Go through the records line by line and work out how many lines hold the word "Упанишадъ". Answer with the number only.
[BEGIN]
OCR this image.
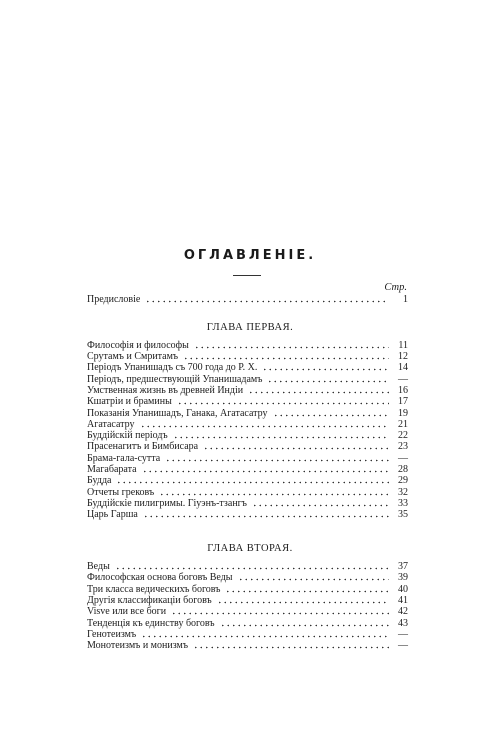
ОГЛАВЛЕНІЕ.
Стр.
Предисловіе	1
ГЛАВА ПЕРВАЯ.
Философія и философы	11
Срутамъ и Смритамъ	12
Періодъ Упанишадъ съ 700 года до Р. Х.	14
Періодъ, предшествующій Упанишадамъ	—
Умственная жизнь въ древней Индіи	16
Кшатріи и брамины	17
Показанія Упанишадъ, Ганака, Агатасатру	19
Агатасатру	21
Буддійскій періодъ	22
Прасенагитъ и Бимбисара	23
Брама-гала-сутта	—
Магабарата	28
Будда	29
Отчеты грековъ	32
Буддійскіе пилигримы. Гіуэнъ-тзангъ	33
Царь Гарша	35
ГЛАВА ВТОРАЯ.
Веды	37
Философская основа боговъ Веды	39
Три класса ведическихъ боговъ	40
Другія классификаціи боговъ	41
Visve или все боги	42
Тенденція къ единству боговъ	43
Генотеизмъ	—
Монотеизмъ и монизмъ	—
[END]
> RESULT BELOW
2